* _DATA RECORDS_:
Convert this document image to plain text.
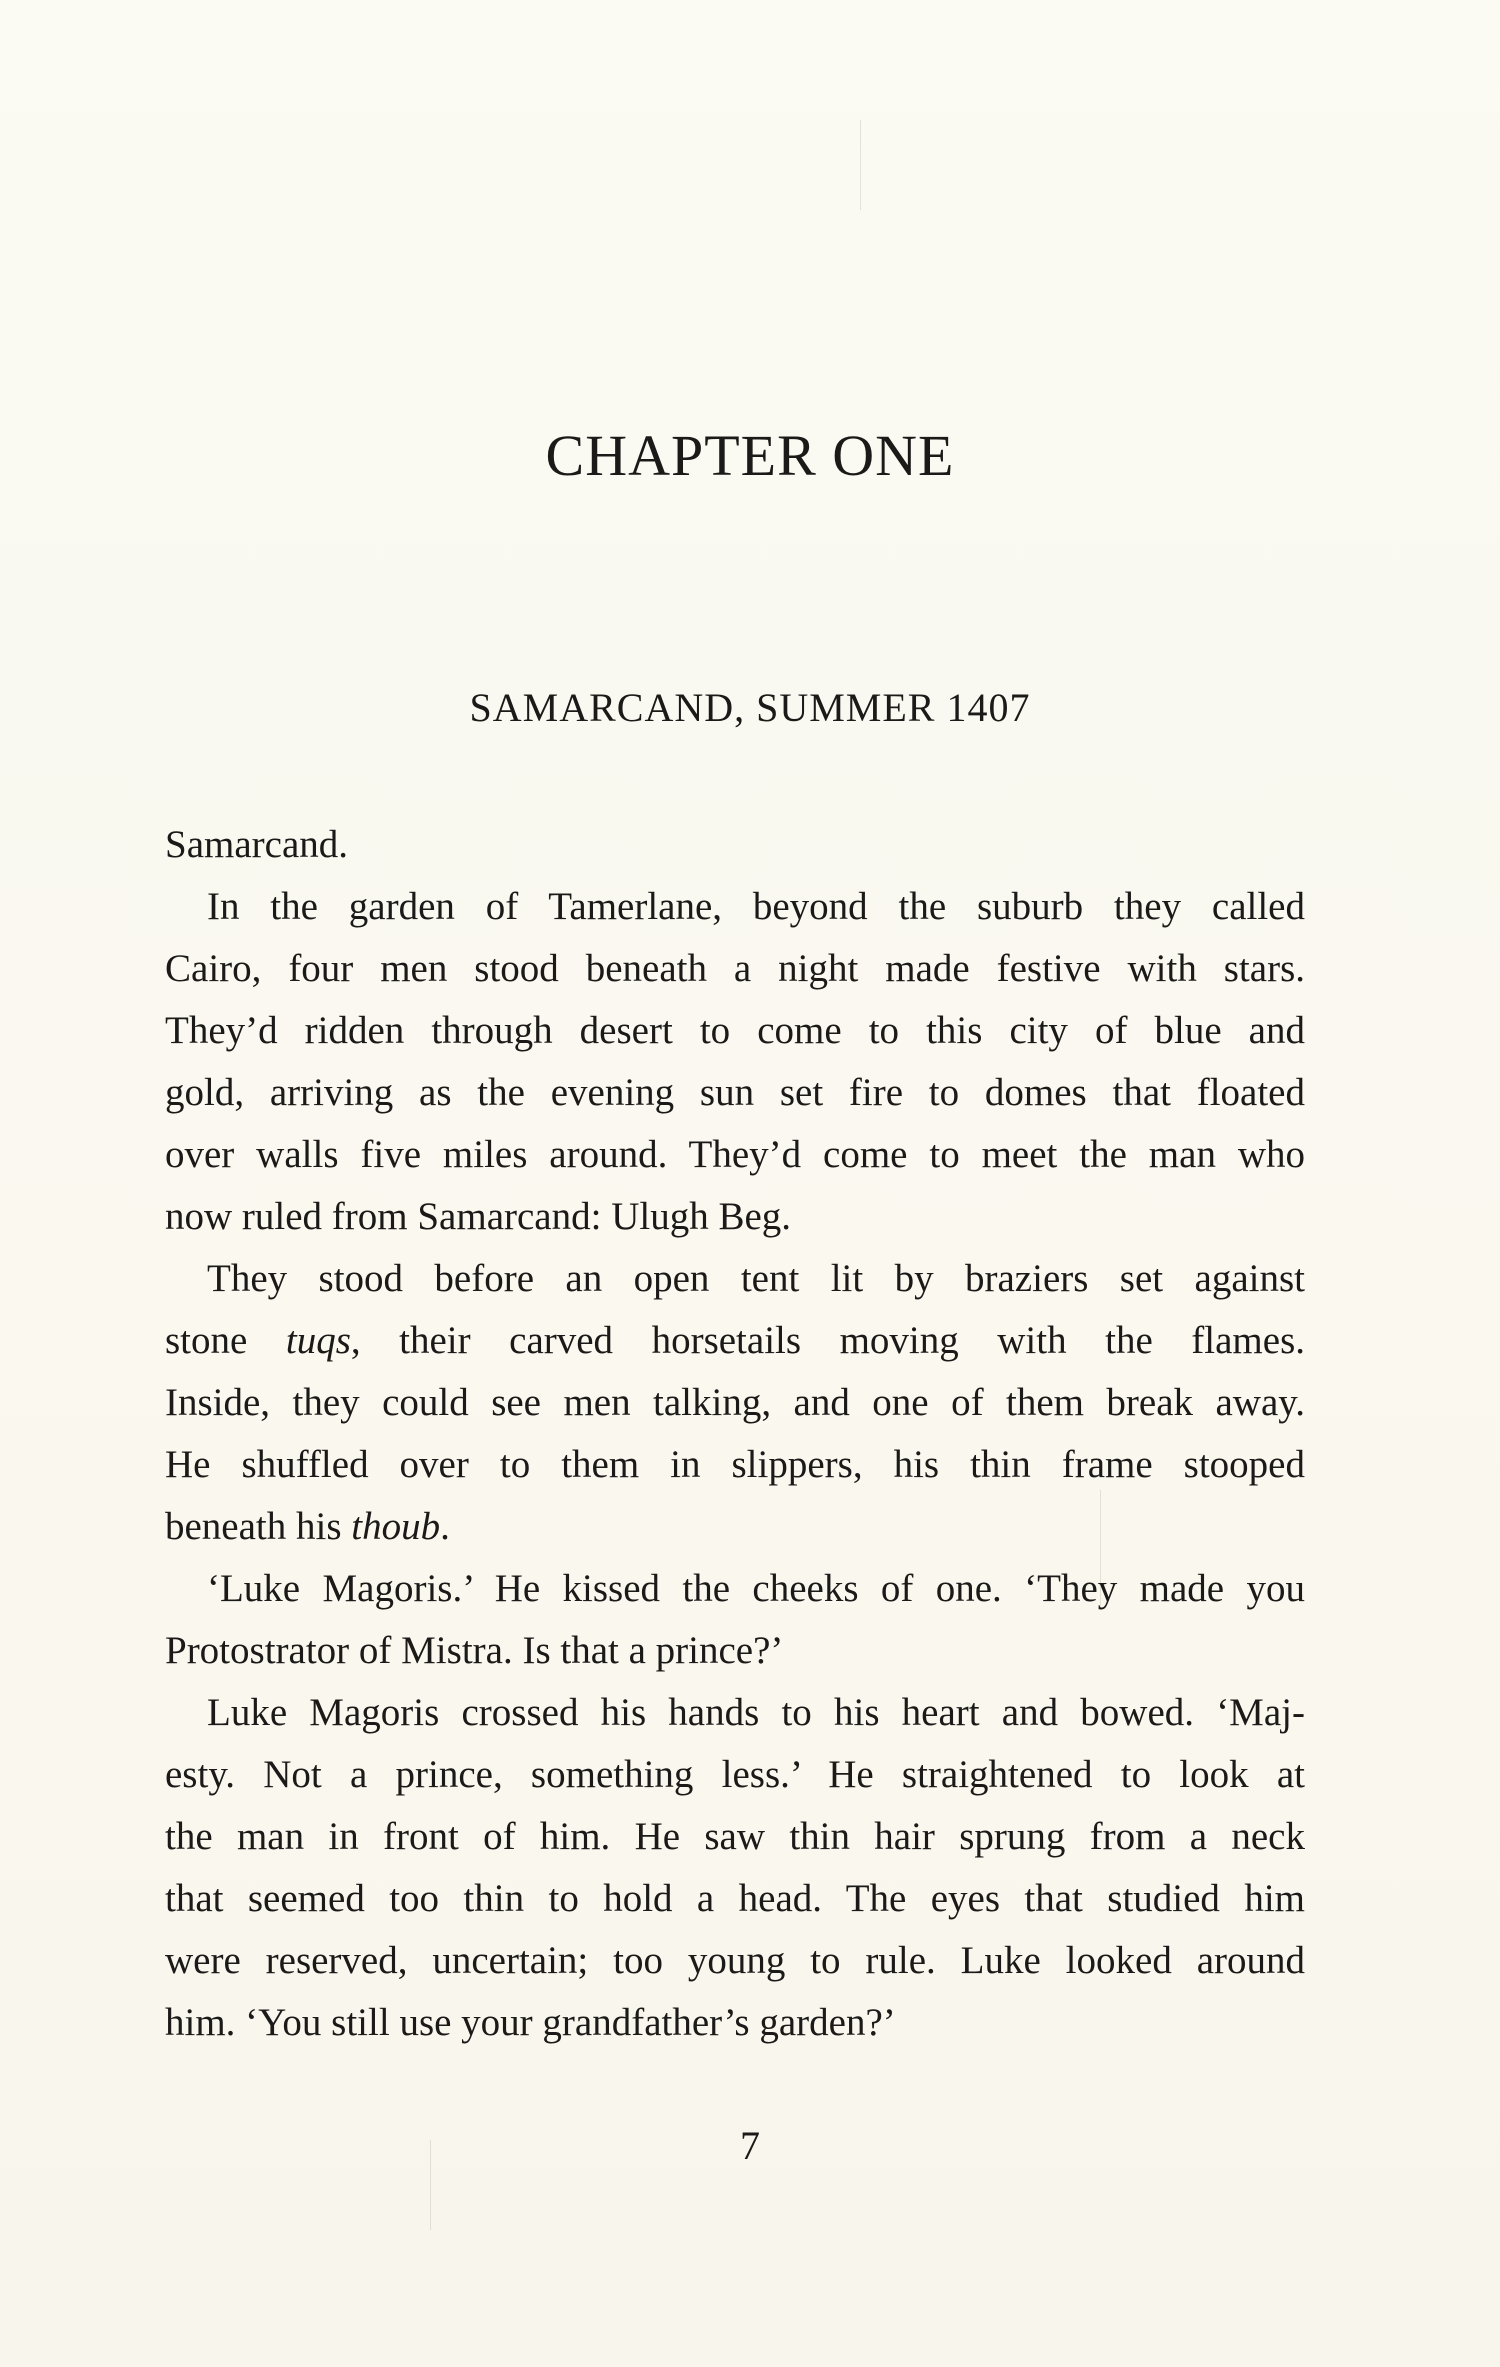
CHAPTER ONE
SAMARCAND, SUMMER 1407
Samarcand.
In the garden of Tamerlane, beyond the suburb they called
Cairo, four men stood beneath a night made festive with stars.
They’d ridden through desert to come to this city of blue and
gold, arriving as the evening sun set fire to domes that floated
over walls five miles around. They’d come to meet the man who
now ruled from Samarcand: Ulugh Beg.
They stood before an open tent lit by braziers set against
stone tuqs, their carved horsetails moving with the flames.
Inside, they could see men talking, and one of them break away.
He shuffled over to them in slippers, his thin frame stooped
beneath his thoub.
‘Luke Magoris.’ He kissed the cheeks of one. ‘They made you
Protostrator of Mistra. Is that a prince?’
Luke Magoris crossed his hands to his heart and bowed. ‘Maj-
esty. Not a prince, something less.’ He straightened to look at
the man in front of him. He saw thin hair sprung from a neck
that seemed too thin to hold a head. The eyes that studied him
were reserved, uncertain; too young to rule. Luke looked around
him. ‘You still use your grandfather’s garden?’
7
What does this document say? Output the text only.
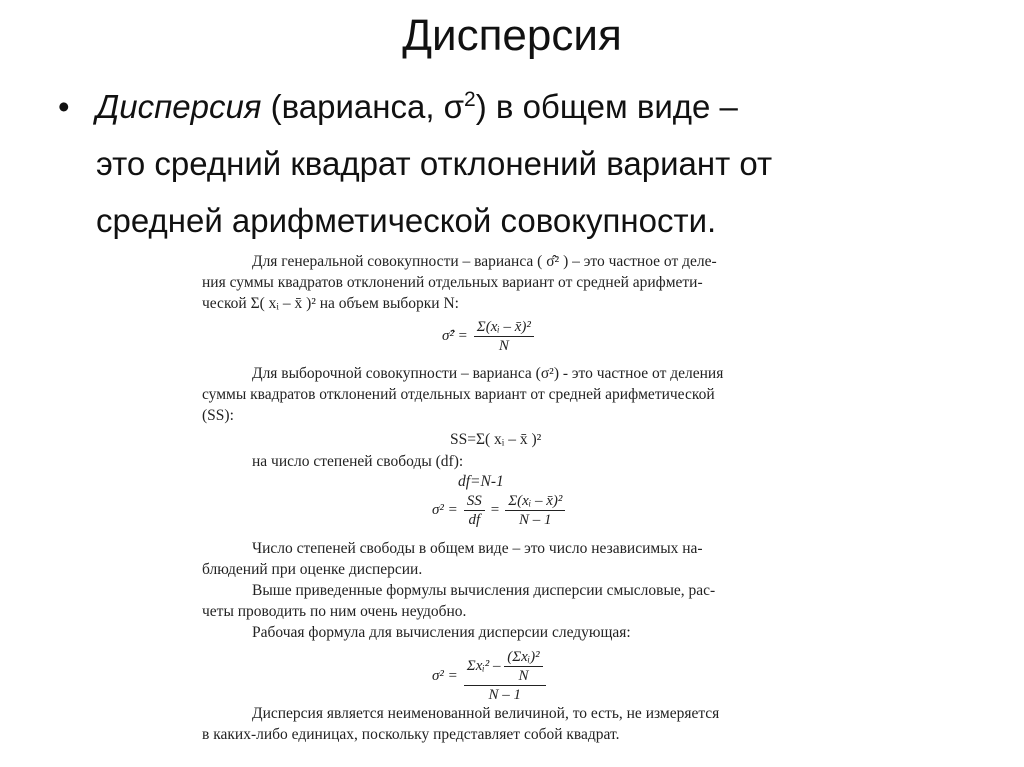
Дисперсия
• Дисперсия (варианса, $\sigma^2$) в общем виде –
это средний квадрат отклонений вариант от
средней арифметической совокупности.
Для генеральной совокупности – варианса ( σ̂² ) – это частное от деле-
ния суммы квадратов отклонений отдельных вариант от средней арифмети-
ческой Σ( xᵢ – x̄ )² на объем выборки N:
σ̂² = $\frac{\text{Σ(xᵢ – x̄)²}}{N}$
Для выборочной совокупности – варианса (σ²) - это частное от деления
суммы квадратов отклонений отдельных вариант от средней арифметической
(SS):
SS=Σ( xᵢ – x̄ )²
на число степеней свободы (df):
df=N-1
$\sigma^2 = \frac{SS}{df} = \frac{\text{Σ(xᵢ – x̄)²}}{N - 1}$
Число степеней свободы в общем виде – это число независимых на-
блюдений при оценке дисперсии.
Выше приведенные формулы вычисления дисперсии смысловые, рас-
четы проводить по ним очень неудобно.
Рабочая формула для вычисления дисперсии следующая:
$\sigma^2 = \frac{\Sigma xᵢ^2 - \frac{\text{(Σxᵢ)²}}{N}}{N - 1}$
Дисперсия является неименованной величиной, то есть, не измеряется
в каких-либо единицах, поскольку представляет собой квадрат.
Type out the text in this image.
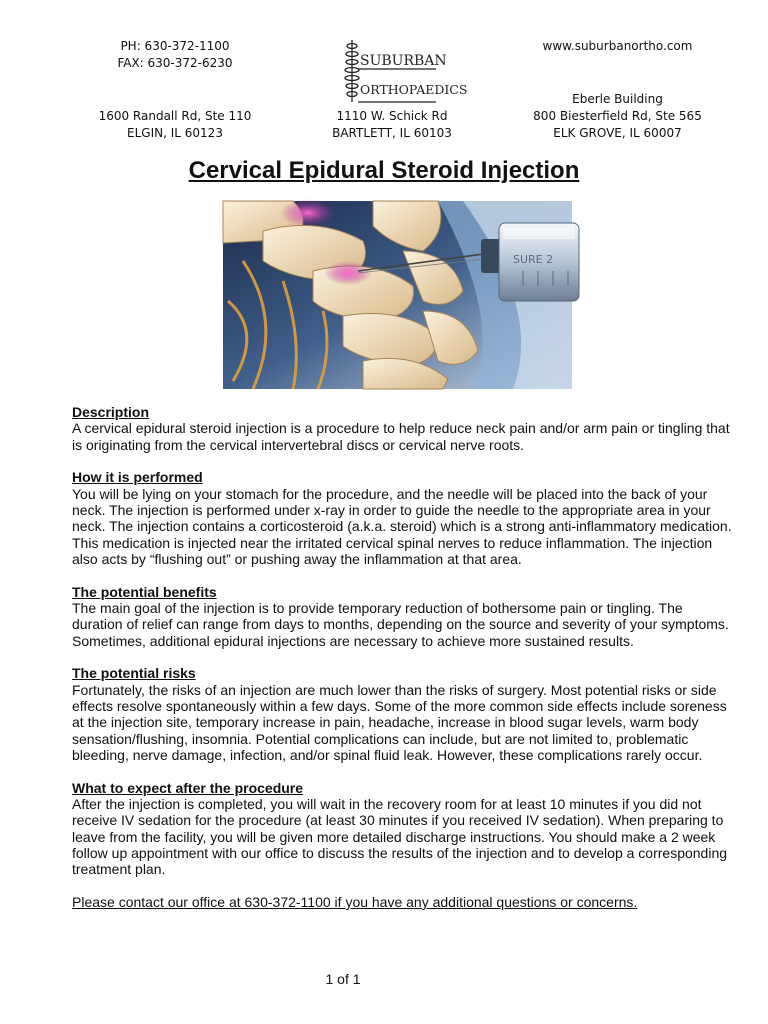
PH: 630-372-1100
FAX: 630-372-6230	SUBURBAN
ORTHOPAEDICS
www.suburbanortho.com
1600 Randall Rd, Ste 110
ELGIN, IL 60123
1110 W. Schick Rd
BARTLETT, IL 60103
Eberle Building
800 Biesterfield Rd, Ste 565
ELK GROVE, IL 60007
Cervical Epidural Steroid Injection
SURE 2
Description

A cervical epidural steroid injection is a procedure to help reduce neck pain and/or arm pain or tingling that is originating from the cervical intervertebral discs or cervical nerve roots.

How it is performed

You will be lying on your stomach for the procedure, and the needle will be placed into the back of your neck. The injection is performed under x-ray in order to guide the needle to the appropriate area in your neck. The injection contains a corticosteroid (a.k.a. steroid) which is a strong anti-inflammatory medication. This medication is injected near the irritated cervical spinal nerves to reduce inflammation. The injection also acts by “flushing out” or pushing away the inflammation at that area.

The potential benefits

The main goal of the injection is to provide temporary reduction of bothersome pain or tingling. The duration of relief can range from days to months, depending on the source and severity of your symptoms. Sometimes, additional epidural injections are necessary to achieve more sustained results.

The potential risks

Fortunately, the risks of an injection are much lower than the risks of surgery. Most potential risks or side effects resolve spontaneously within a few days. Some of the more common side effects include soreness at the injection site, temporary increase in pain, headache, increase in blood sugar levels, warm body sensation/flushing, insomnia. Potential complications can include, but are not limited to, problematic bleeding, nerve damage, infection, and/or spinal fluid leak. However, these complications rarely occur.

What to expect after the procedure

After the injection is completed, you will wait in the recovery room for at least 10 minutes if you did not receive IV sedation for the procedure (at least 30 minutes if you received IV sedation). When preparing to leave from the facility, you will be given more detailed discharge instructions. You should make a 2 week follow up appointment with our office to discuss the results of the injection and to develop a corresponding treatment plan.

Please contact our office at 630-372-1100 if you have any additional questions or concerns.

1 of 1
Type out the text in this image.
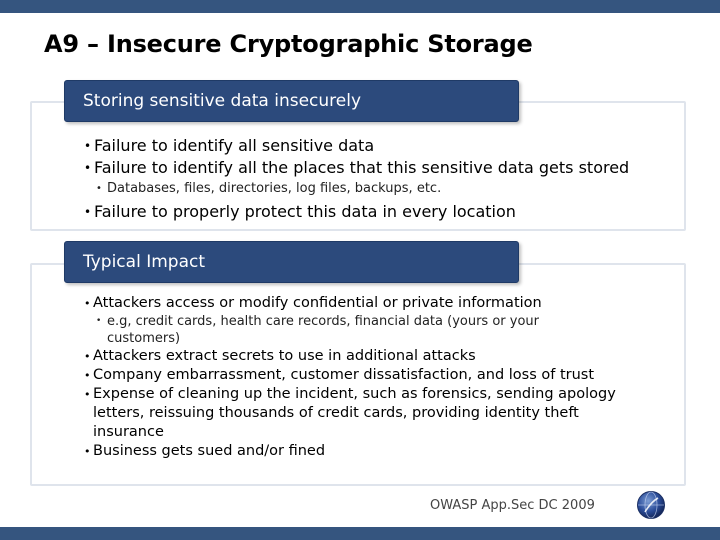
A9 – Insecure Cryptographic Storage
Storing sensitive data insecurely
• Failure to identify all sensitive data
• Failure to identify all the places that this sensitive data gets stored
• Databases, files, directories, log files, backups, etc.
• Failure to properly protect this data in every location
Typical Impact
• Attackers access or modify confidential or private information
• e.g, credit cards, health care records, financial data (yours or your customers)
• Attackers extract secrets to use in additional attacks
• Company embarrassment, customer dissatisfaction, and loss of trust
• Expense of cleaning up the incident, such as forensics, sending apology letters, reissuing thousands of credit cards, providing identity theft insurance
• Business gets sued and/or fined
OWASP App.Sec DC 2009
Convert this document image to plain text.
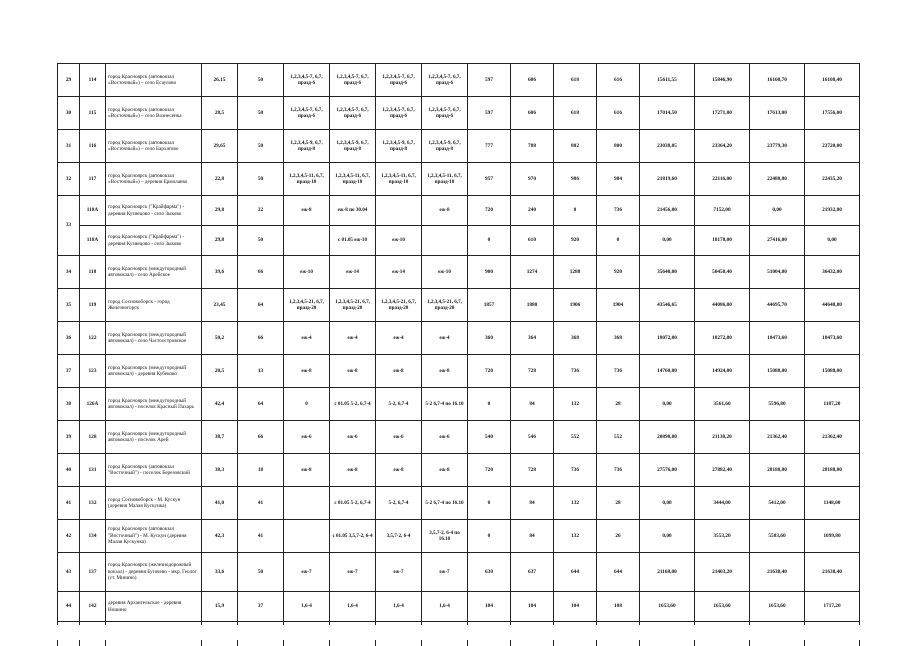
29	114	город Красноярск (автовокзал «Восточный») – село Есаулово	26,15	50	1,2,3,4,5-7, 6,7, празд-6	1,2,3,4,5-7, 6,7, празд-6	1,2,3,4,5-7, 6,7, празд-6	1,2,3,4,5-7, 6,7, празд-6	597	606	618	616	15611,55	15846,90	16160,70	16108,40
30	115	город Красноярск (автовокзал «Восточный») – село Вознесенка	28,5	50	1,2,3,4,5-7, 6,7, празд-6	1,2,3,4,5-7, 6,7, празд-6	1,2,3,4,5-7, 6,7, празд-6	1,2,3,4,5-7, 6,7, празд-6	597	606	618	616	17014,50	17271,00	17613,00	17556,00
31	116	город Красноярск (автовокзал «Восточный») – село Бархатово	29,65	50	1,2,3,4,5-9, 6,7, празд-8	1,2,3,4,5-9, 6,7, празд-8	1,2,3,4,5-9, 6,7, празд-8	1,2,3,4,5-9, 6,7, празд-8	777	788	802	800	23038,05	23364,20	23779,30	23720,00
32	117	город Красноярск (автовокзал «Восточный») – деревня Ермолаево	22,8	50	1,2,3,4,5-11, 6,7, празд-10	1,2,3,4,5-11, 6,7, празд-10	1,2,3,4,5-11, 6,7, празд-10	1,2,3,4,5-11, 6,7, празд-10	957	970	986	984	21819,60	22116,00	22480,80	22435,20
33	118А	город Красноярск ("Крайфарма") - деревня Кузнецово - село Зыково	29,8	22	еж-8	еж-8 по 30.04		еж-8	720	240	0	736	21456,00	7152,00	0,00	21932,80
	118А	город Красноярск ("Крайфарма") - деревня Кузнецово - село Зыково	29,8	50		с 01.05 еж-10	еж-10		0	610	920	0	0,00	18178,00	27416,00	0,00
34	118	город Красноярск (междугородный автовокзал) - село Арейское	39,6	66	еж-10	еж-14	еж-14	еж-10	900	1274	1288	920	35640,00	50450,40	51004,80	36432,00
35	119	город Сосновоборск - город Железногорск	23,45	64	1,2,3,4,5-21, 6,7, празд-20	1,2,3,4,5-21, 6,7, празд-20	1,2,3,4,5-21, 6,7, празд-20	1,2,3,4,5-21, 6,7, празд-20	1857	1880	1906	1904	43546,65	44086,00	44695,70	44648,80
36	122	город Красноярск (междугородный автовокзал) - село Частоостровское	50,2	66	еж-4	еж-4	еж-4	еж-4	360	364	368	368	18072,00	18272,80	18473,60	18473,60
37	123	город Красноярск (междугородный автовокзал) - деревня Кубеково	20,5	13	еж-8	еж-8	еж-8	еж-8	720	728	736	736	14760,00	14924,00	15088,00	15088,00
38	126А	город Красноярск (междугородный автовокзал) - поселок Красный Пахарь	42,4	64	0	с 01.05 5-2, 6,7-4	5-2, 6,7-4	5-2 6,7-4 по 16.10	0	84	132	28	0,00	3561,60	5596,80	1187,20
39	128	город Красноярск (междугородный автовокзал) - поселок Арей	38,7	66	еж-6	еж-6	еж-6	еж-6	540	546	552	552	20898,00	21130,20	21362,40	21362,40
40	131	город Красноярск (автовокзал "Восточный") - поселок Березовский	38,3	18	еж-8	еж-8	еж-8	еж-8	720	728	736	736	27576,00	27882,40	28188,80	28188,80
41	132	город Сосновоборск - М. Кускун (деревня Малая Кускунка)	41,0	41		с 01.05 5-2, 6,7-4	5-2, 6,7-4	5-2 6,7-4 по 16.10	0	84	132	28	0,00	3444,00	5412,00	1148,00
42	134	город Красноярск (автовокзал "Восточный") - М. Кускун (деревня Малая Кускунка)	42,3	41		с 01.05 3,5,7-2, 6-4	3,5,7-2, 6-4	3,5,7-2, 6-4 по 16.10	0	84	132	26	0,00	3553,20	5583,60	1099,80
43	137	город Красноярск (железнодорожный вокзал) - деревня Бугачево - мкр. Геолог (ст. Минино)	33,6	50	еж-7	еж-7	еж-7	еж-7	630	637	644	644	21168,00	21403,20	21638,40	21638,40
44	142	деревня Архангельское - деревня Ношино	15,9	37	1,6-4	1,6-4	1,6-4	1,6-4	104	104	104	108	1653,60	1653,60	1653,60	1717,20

* _JOB_:
Say how many lines in the records contain the string "frac", and say nothing else.

* _RESULT OF THIS TASK_:
3